§ Task objective
Word for word, set down the records and skip each picture.
··· Record excerpts
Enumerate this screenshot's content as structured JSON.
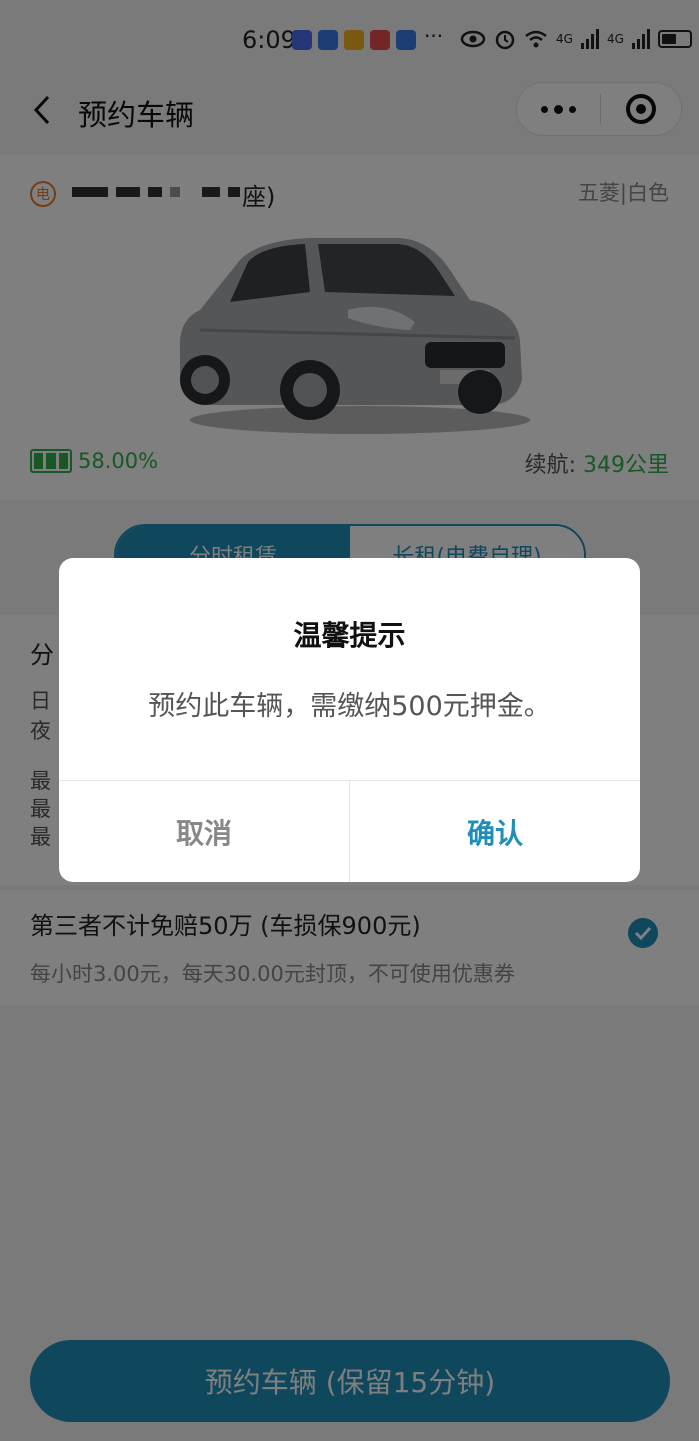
{
  "status_bar": {
    "time": "6:09",
    "more_indicator": "···",
    "signal_1": "4G",
    "signal_2": "4G"
  },
  "nav": {
    "title": "预约车辆"
  },
  "car": {
    "ev_badge": "电",
    "seat_suffix": "座)",
    "brand_color": "五菱|白色",
    "battery_percent": "58.00%",
    "range_label": "续航:",
    "range_value": "349公里"
  },
  "tabs": [
    {
      "label": "分时租赁",
      "active": true
    },
    {
      "label": "长租(电费自理)",
      "active": false
    }
  ],
  "pricing": {
    "title": "分",
    "line1": "日",
    "line2": "夜",
    "line3": "最",
    "line4": "最",
    "line5": "最"
  },
  "insurance": {
    "title": "第三者不计免赔50万 (车损保900元)",
    "subtitle": "每小时3.00元，每天30.00元封顶，不可使用优惠券",
    "checked": true
  },
  "bottom_button": {
    "label": "预约车辆 (保留15分钟)"
  },
  "dialog": {
    "title": "温馨提示",
    "message": "预约此车辆，需缴纳500元押金。",
    "cancel_label": "取消",
    "confirm_label": "确认"
  },
  "colors": {
    "accent": "#1f8fb8",
    "battery_green": "#2fb04a",
    "ev_orange": "#e57a2a"
  }
}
······
§ Result of this task
Enumerate this screenshot's content as structured JSON.
{
  "status_bar": {
    "time": "6:09",
    "more_indicator": "···",
    "signal_1": "4G",
    "signal_2": "4G"
  },
  "nav": {
    "title": "预约车辆"
  },
  "car": {
    "ev_badge": "电",
    "seat_suffix": "座)",
    "brand_color": "五菱|白色",
    "battery_percent": "58.00%",
    "range_label": "续航:",
    "range_value": "349公里"
  },
  "tabs": [
    {
      "label": "分时租赁",
      "active": true
    },
    {
      "label": "长租(电费自理)",
      "active": false
    }
  ],
  "pricing": {
    "title": "分",
    "line1": "日",
    "line2": "夜",
    "line3": "最",
    "line4": "最",
    "line5": "最"
  },
  "insurance": {
    "title": "第三者不计免赔50万 (车损保900元)",
    "subtitle": "每小时3.00元，每天30.00元封顶，不可使用优惠券",
    "checked": true
  },
  "bottom_button": {
    "label": "预约车辆 (保留15分钟)"
  },
  "dialog": {
    "title": "温馨提示",
    "message": "预约此车辆，需缴纳500元押金。",
    "cancel_label": "取消",
    "confirm_label": "确认"
  },
  "colors": {
    "accent": "#1f8fb8",
    "battery_green": "#2fb04a",
    "ev_orange": "#e57a2a"
  }
}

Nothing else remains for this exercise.